INSTRUCTIONS TO FOLLOW: The answer must be an exact copy of the lines from the one containing "Read out every word on this page." through the end of the records, with the pictures left out.

Transcribed page data:
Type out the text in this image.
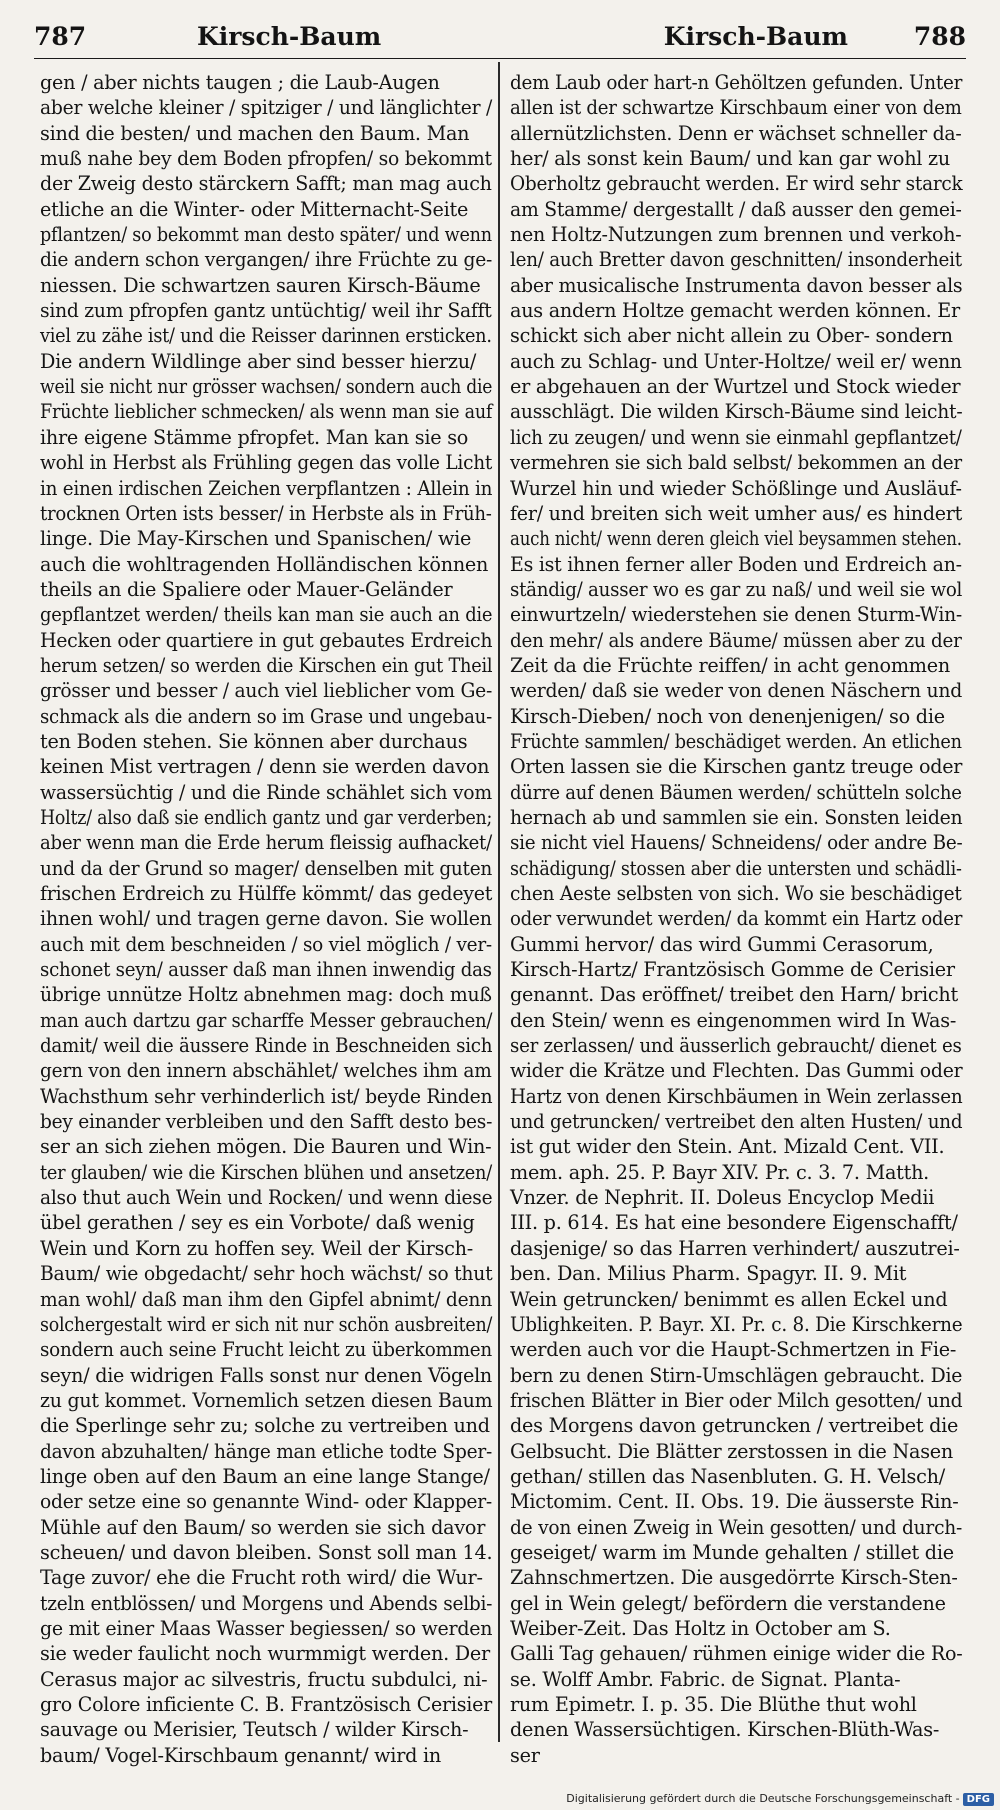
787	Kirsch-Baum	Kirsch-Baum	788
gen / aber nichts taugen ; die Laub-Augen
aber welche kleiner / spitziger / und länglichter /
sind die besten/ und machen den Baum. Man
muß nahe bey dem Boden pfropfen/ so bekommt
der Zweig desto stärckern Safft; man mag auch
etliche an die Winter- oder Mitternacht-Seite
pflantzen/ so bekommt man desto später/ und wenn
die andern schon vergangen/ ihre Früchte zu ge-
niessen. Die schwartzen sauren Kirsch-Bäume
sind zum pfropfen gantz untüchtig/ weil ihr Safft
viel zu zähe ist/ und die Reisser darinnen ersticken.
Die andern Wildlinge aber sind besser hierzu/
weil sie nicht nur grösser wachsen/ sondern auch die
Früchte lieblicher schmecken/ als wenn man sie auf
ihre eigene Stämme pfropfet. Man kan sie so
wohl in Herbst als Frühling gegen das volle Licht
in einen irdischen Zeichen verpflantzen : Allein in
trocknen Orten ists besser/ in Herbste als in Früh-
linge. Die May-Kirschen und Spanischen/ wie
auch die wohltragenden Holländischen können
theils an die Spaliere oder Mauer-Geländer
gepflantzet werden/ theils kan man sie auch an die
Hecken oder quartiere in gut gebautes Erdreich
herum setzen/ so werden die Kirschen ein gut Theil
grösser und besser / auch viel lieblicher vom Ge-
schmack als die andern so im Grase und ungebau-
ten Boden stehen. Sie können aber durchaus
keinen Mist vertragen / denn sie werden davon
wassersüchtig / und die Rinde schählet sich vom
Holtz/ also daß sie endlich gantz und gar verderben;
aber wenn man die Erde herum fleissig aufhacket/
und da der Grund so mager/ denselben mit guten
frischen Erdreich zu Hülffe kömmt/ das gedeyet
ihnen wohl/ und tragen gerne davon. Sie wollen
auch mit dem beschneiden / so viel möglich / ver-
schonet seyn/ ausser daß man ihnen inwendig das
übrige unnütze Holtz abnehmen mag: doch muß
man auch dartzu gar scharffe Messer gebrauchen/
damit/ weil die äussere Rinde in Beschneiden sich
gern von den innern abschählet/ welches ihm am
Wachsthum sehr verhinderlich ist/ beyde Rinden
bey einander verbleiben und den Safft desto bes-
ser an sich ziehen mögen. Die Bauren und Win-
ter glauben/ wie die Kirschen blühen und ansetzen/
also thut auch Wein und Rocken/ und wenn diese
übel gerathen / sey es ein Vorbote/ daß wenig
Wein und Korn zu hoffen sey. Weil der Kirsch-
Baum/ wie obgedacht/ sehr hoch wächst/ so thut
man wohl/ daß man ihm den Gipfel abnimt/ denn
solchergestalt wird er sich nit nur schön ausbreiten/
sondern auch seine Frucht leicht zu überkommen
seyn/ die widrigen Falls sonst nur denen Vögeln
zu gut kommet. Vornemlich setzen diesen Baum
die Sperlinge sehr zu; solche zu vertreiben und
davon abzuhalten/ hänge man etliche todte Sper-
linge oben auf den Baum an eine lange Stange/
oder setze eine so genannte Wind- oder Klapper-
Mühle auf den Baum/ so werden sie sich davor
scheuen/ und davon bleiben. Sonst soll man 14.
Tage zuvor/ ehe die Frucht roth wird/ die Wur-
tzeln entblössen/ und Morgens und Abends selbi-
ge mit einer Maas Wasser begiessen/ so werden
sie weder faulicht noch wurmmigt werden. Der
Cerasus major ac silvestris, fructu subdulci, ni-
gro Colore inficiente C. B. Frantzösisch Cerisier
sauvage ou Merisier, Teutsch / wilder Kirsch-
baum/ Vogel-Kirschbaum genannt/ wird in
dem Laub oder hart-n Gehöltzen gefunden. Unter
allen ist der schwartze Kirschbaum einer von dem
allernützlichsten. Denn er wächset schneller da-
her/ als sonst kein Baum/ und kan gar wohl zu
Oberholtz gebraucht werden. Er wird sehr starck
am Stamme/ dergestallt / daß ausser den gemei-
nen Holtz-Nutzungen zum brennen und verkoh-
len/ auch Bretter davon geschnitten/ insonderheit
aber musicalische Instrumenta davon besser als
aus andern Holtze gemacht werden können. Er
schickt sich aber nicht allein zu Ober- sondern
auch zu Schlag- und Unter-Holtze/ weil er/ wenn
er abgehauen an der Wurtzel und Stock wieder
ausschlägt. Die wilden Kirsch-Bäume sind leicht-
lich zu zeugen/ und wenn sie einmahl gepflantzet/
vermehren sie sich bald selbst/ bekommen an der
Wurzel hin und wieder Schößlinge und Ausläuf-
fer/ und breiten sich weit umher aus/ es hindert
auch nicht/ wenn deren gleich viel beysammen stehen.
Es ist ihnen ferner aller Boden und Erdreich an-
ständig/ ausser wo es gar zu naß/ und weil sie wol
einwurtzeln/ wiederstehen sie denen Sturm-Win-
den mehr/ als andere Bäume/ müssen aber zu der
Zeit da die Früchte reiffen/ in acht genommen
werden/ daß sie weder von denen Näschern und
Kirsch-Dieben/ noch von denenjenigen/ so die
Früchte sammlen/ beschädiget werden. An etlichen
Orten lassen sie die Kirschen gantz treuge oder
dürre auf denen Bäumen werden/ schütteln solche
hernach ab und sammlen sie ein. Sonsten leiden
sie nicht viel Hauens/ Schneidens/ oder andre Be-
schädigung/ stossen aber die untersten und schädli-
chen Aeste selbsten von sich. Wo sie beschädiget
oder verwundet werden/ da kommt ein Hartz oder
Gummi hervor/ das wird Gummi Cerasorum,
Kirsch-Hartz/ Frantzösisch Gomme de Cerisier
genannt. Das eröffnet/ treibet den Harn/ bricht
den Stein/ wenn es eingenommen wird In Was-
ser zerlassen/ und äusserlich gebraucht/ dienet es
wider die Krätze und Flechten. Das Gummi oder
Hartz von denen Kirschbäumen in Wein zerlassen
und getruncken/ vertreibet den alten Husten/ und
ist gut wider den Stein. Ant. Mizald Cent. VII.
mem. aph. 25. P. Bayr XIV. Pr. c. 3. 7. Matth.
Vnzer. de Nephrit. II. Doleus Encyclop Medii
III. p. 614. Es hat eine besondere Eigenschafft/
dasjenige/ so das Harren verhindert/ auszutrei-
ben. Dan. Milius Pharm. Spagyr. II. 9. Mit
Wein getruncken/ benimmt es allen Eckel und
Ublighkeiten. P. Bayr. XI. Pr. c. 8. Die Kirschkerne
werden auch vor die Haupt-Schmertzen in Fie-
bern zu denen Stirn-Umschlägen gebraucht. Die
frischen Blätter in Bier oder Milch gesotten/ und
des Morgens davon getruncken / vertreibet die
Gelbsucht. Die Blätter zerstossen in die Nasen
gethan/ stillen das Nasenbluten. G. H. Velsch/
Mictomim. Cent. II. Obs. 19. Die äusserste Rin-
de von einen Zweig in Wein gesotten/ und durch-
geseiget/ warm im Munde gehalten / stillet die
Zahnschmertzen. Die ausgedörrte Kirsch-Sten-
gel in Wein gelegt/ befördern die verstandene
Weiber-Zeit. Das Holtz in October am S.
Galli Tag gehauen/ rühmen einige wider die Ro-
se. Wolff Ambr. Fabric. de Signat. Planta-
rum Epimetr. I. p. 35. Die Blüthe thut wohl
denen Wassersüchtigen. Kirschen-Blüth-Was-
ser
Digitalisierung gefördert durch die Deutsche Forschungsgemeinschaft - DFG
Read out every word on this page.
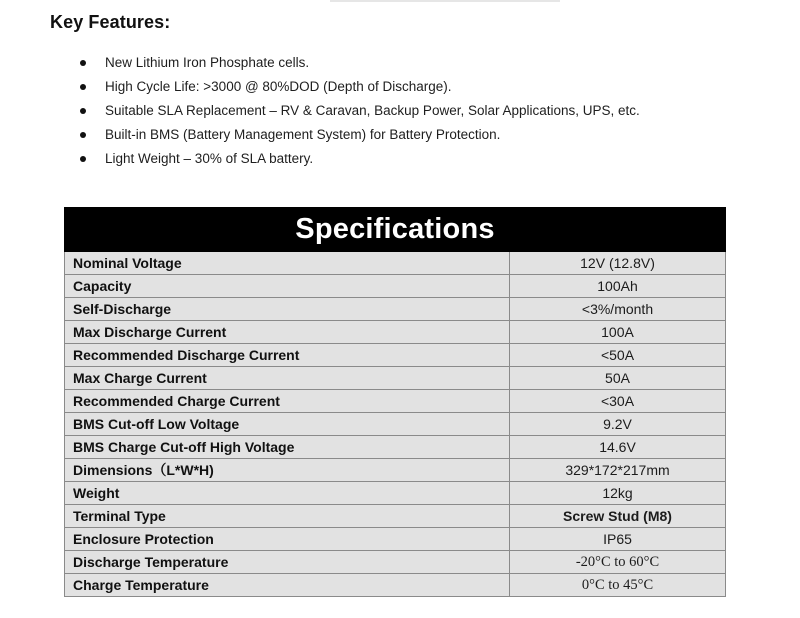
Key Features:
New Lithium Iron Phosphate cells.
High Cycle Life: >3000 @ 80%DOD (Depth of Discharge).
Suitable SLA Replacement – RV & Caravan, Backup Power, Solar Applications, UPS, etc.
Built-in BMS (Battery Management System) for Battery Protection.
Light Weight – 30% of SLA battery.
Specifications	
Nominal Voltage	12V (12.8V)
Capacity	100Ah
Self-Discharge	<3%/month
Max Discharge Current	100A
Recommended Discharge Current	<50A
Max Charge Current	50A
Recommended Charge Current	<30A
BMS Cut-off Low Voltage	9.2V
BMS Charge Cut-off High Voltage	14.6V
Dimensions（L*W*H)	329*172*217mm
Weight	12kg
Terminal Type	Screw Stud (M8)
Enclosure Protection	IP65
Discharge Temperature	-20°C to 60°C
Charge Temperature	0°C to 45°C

OUTPUT OF THE TASK:
Read out every word on this page.
Key Features:
New Lithium Iron Phosphate cells.
High Cycle Life: >3000 @ 80%DOD (Depth of Discharge).
Suitable SLA Replacement – RV & Caravan, Backup Power, Solar Applications, UPS, etc.
Built-in BMS (Battery Management System) for Battery Protection.
Light Weight – 30% of SLA battery.
Specifications	
Nominal Voltage	12V (12.8V)
Capacity	100Ah
Self-Discharge	<3%/month
Max Discharge Current	100A
Recommended Discharge Current	<50A
Max Charge Current	50A
Recommended Charge Current	<30A
BMS Cut-off Low Voltage	9.2V
BMS Charge Cut-off High Voltage	14.6V
Dimensions（L*W*H)	329*172*217mm
Weight	12kg
Terminal Type	Screw Stud (M8)
Enclosure Protection	IP65
Discharge Temperature	-20°C to 60°C
Charge Temperature	0°C to 45°C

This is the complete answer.